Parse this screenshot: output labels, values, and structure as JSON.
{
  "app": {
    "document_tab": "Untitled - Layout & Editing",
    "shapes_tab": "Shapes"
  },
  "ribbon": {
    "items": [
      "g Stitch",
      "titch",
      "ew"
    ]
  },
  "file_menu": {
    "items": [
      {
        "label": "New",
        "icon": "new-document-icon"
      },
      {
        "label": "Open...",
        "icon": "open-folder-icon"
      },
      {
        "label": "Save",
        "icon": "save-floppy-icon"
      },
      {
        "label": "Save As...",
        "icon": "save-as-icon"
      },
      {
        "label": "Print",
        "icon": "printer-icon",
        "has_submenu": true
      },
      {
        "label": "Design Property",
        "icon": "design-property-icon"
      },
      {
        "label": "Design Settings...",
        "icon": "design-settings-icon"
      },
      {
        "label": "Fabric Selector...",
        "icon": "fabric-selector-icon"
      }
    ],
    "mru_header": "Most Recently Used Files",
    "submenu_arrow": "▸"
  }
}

--

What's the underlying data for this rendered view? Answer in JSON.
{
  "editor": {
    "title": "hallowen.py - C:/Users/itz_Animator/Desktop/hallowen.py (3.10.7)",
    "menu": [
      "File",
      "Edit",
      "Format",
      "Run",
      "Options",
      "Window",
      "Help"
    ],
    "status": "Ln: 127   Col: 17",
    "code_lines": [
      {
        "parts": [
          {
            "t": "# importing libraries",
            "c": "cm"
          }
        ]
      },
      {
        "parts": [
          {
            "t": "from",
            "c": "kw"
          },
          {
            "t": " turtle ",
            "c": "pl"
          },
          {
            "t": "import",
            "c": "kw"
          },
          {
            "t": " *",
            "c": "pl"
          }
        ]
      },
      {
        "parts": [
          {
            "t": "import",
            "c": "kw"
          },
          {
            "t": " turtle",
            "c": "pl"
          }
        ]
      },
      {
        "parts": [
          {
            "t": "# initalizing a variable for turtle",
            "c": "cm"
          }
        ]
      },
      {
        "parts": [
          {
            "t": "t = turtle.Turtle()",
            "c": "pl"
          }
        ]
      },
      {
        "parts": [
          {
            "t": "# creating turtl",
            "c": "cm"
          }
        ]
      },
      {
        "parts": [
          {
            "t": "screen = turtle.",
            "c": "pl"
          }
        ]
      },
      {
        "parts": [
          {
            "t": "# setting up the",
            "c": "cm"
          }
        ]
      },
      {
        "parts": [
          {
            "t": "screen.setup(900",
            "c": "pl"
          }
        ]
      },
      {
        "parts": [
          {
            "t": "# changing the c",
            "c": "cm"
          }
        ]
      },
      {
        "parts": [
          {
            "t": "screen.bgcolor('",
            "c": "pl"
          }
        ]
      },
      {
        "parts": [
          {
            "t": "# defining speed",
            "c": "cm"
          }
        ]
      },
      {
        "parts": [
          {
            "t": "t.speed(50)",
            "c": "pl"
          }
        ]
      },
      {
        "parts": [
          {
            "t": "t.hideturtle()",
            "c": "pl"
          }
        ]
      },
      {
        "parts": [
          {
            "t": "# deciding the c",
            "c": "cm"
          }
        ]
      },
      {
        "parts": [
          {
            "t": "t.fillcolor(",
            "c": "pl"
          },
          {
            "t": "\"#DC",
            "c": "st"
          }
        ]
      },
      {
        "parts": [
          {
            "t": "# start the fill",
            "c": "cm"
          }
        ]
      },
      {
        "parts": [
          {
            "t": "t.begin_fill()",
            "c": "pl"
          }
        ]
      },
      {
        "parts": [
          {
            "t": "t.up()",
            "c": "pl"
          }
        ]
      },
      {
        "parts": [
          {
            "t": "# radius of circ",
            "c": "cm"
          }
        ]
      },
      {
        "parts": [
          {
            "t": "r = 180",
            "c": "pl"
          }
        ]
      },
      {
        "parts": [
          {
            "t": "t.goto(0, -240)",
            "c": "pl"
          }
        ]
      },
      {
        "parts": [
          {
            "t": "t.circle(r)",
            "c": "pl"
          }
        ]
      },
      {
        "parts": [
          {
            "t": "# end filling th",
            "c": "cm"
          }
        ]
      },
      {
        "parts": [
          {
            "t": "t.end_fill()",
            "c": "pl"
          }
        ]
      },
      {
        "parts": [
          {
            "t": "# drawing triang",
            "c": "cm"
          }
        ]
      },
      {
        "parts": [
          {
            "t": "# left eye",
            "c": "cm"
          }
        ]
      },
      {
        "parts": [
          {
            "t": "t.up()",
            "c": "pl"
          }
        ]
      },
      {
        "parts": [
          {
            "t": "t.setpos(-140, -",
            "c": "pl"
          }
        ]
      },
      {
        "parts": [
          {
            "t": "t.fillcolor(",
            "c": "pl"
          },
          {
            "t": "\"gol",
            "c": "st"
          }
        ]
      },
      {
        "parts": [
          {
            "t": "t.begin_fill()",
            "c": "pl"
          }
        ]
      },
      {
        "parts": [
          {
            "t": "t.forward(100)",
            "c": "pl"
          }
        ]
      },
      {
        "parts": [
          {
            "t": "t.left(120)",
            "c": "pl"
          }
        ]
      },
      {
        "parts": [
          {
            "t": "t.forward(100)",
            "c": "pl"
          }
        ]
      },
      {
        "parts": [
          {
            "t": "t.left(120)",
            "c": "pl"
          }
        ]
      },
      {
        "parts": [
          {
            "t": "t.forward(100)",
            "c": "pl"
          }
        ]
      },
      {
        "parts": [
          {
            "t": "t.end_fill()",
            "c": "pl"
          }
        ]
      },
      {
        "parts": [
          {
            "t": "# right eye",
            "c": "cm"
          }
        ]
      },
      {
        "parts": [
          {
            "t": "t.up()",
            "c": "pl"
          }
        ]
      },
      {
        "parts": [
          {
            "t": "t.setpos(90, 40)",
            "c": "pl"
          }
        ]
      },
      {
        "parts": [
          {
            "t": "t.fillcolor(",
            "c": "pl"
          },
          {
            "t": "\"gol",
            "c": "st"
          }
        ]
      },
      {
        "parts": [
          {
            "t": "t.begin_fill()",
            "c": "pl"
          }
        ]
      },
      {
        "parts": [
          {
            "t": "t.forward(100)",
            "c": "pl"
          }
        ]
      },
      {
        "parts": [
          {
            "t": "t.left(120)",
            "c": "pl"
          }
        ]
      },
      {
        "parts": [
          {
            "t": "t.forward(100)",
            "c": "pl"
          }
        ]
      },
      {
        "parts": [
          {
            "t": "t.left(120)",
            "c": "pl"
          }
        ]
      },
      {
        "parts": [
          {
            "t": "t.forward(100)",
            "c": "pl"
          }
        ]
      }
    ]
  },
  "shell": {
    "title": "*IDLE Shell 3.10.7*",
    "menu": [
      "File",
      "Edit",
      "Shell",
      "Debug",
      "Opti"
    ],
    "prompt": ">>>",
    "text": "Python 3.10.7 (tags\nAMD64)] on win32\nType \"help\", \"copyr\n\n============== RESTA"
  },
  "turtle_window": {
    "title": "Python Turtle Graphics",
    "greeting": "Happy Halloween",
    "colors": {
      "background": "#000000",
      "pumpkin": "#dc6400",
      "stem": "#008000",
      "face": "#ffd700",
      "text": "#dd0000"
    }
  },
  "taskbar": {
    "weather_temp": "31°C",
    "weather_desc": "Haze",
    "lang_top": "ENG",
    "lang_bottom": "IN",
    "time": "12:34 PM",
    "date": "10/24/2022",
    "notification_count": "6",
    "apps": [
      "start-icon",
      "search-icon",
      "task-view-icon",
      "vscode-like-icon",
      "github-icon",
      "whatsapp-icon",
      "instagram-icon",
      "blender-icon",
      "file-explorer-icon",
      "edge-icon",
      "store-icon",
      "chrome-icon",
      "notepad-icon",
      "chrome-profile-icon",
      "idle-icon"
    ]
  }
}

...

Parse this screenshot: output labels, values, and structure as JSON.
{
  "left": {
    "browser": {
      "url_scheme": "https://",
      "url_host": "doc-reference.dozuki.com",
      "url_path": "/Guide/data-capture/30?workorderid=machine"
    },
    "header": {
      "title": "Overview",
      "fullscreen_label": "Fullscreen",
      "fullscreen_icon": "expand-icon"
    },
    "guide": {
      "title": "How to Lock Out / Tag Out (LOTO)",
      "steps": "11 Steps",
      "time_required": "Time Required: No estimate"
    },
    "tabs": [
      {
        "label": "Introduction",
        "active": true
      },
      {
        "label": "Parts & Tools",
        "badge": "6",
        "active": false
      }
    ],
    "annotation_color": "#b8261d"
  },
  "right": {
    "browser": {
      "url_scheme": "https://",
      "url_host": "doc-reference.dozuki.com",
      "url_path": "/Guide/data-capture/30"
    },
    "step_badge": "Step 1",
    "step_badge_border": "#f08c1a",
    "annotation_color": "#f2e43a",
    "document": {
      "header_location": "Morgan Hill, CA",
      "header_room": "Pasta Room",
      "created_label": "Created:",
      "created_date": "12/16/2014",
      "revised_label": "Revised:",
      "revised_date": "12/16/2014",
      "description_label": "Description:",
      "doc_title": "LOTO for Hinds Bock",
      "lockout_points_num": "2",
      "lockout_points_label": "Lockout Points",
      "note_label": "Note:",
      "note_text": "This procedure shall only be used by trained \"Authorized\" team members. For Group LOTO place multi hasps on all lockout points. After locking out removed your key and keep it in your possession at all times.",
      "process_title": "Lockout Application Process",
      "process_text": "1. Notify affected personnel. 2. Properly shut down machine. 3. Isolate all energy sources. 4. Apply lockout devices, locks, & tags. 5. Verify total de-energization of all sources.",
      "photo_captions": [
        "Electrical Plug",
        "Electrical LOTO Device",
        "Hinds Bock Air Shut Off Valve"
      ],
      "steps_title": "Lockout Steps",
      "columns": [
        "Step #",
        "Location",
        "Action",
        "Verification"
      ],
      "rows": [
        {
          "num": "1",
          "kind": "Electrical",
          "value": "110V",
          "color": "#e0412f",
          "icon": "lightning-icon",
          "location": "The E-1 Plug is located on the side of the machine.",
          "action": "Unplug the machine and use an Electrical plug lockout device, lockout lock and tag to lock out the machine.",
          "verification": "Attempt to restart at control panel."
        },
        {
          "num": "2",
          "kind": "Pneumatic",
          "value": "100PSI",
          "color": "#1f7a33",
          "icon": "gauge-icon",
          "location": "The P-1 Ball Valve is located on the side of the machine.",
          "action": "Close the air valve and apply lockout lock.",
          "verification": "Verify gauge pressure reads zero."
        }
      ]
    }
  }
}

▶ [Problem to work on] Gather all lines from the listing above in which "LOTO" occurs.

▶ [The output]
      "title": "How to Lock Out / Tag Out (LOTO)",
      "doc_title": "LOTO for Hinds Bock",
      "note_text": "This procedure shall only be used by trained \"Authorized\" team members. For Group LOTO place multi hasps on all lockout points. After locking out removed your key and keep it in your possession at all times.",
        "Electrical LOTO Device",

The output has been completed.